● **STATED TASK**
Give again, word for word, the part of the article on the Bay Bridge Series that opens with the words containing "The Bay Bridge" and closes with "shy about it.".
::: DOCUMENT EXTRACT
The Bay Bridge Series – Oakland Looks to Stop a Surging San Francisco

Billy Burns has been a bright spot for the A's this season. Filling in for the injured Coco Crisp, Burns is hitting a team best .310 on the year. (photo by Jason O. Watson)

By Connor Buestad |

As Josh Donaldson trotted demonstratively around the Coliseum bases on Thursday afternoon, you could almost feel the last bit of air seeping out of the 2015 Oakland Athletics’ worn tires. His moonshot in the fifth inning easily cleared the extended wall in right-center, and Donaldson seemed to enjoy every second of his journey around the bases. Head bobbing, arms up to the sky, visible grin, etc. He wasn’t shy about it.

This week was Donaldson’s first trip to Oakland after being traded to Canada by Billy Beane, following what most believe was a contentious relationship between the star third baseman and the decorated GM. By the time Donaldson arrived at his post-homer dugout and went into his series of secret handshakes and forearm “bashes” with Jose Reyes, Billy Beane most assuredly shut off the TV from his in-game workout room and turned up the speed on his exercise bike.   

A’s fans know the deal all too well. Real estate magnet and team owner Lew Wolff has billions of dollars in his bank account (literally), but is not a fan of spending it on baseball players. His GM Billy Beane does his best with a limited cash flow and is not afraid to pull the trigger on any decision, no matter how unpopular. Every year, by the time July rolls around and the trade deadline looms, Billy takes stock and decides if the A’s are buyers or sellers. Last year the A’s were buyers, and unfortunately, they flamed out in the playoffs. This year, they are sellers and as always, it’s tough to watch.

Scott Kazmir was scheduled to be on the mound on Thursday against Donaldson and the Blue Jays, but Beane had other ideas, sending Kazmir to the contending Houston Astros for two minor league prospects. With Kazmir’s departure, that leaves only Sean Doolittle on the roster from last year’s list of A’s All-Stars. Norris, Moss, Samardzija, Cespedes, Donaldson, they’re all gone too.   

After Beane put down his white flag, he emerged for a brief press conference on Thursday and reminded A’s fans what we already knew but still didn’t like. Billy did his annual A’s accounting calculation and decided that at 44-53 the A’s were behind the 8-ball and needed to sell. The market is only hot for so long he explained. Now was the time.
::::::
::: EXTRACTED MATERIAL
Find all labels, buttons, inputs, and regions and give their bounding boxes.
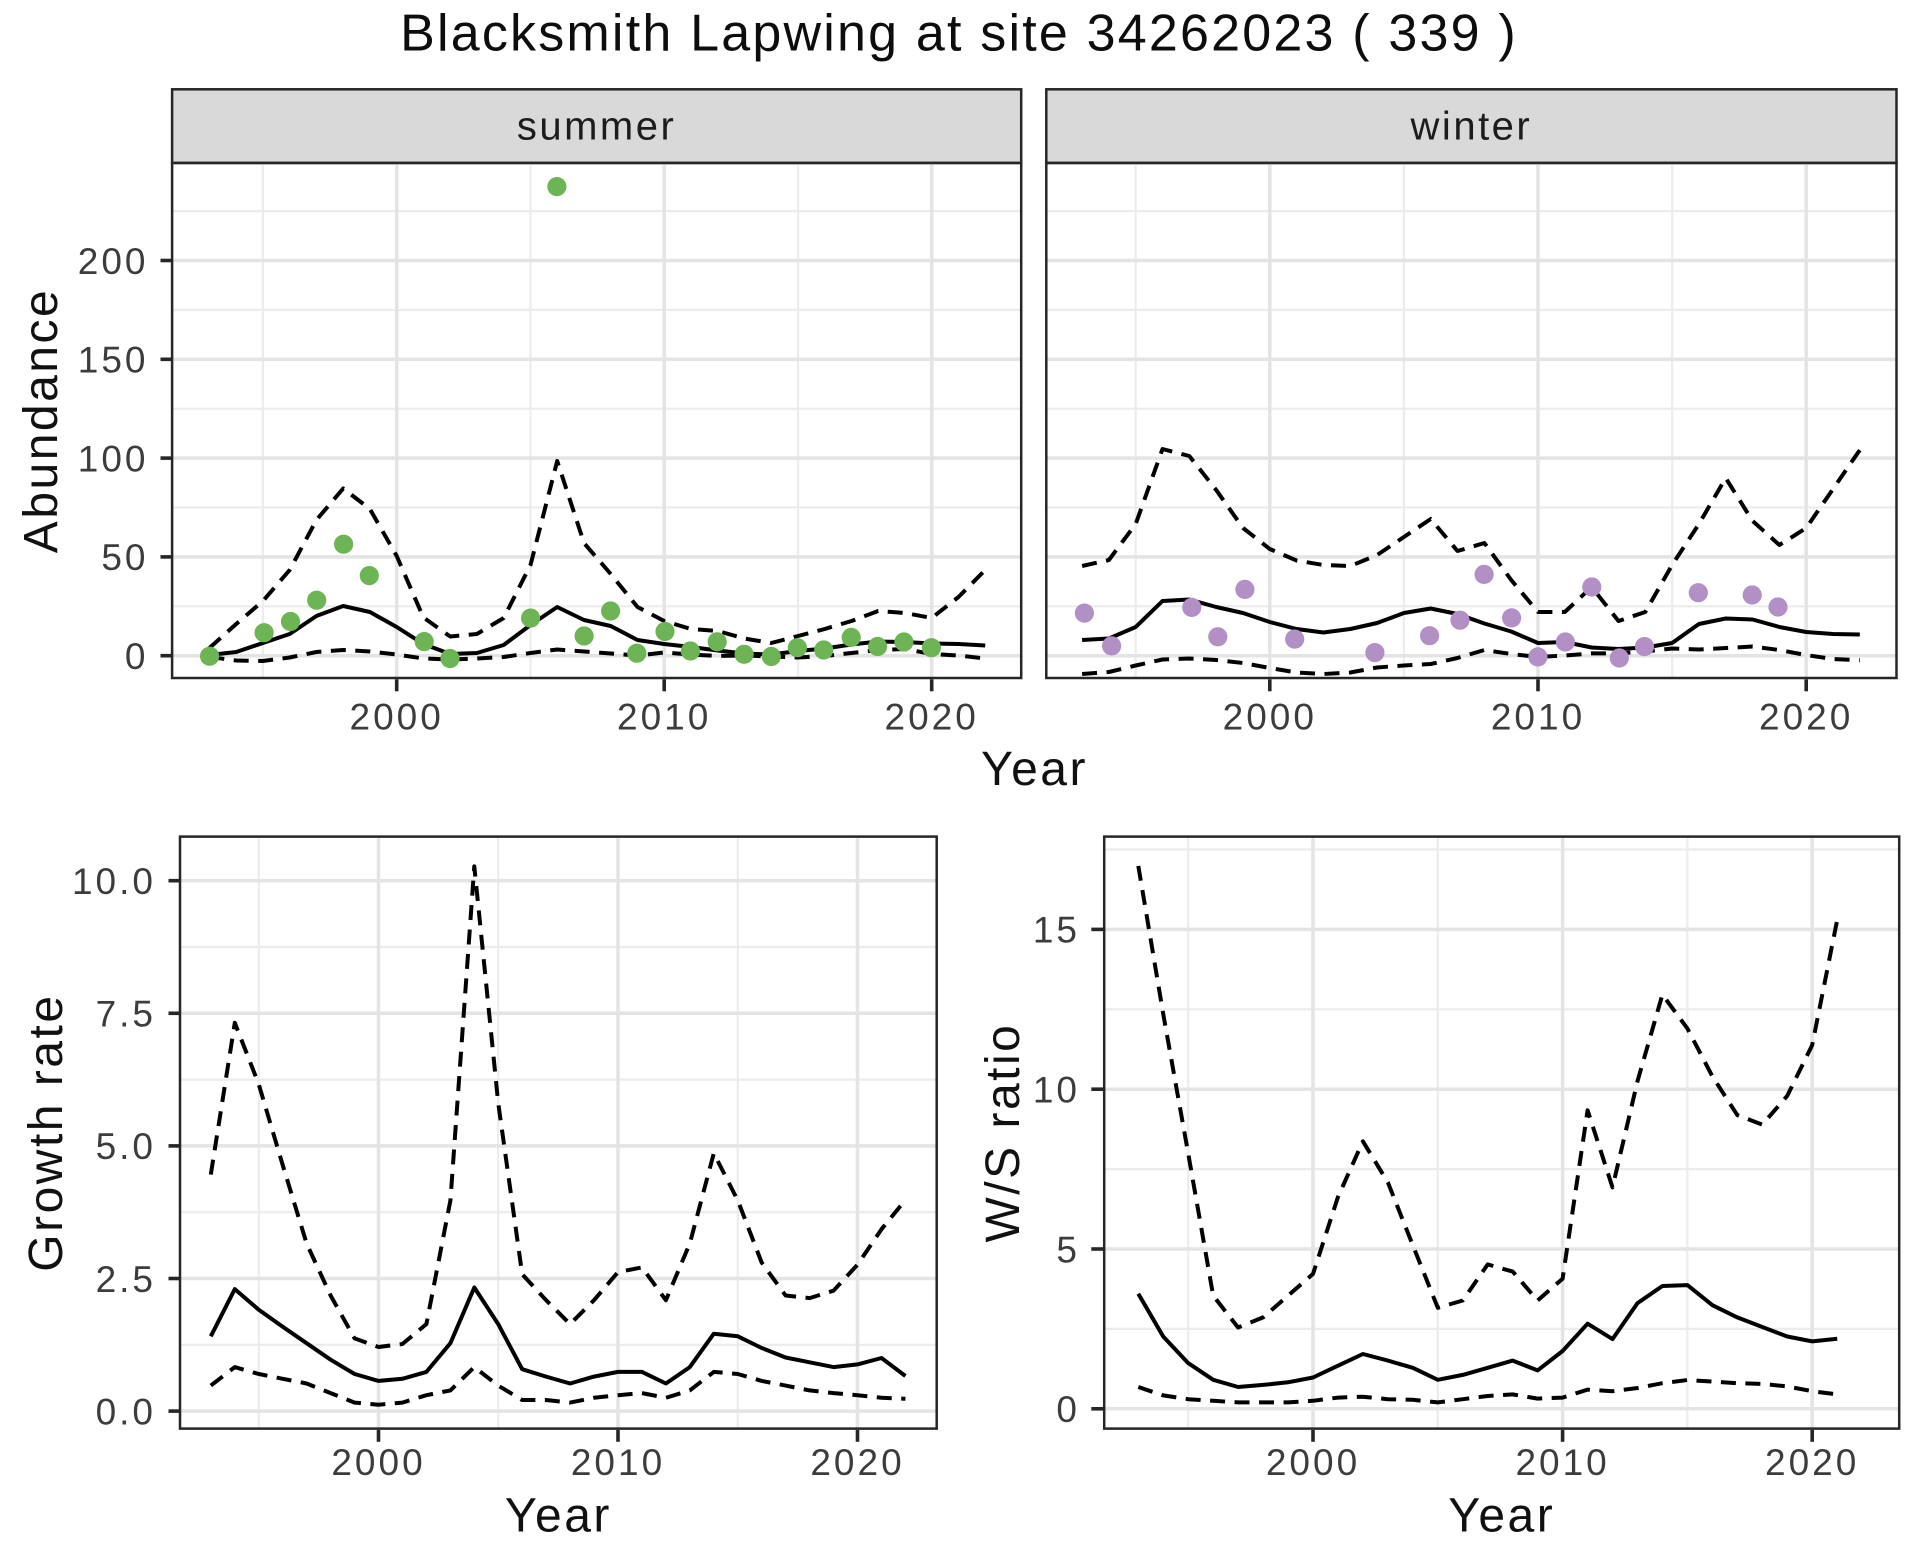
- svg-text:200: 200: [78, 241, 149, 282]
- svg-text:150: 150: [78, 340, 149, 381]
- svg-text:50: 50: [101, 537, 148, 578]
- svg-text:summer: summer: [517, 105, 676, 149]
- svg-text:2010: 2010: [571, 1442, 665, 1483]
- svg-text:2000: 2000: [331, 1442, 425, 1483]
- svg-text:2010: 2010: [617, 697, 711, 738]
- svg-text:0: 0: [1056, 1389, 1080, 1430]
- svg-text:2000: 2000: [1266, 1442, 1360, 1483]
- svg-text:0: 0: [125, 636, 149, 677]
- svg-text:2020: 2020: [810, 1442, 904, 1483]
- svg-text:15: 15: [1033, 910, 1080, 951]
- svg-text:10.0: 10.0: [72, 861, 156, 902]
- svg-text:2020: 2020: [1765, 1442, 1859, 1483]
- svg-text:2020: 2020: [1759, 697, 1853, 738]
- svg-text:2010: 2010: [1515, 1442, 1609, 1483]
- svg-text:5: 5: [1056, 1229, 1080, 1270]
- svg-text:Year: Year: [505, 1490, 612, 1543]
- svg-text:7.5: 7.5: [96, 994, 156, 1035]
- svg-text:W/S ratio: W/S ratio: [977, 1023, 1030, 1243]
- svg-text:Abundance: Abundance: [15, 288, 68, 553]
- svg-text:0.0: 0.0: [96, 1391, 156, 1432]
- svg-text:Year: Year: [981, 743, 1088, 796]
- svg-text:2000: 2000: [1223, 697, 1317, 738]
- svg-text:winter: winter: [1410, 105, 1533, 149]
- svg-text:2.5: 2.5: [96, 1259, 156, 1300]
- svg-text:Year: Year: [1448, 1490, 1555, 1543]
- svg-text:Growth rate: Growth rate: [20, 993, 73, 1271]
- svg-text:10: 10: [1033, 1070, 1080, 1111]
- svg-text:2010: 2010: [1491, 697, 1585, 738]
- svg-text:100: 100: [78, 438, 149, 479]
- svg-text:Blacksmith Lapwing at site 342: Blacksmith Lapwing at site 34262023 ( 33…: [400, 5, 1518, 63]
::::::
● **SOLUTION**
The Bay Bridge Series – Oakland Looks to Stop a Surging San Francisco

Billy Burns has been a bright spot for the A's this season. Filling in for the injured Coco Crisp, Burns is hitting a team best .310 on the year. (photo by Jason O. Watson)

By Connor Buestad |

As Josh Donaldson trotted demonstratively around the Coliseum bases on Thursday afternoon, you could almost feel the last bit of air seeping out of the 2015 Oakland Athletics’ worn tires. His moonshot in the fifth inning easily cleared the extended wall in right-center, and Donaldson seemed to enjoy every second of his journey around the bases. Head bobbing, arms up to the sky, visible grin, etc. He wasn’t shy about it.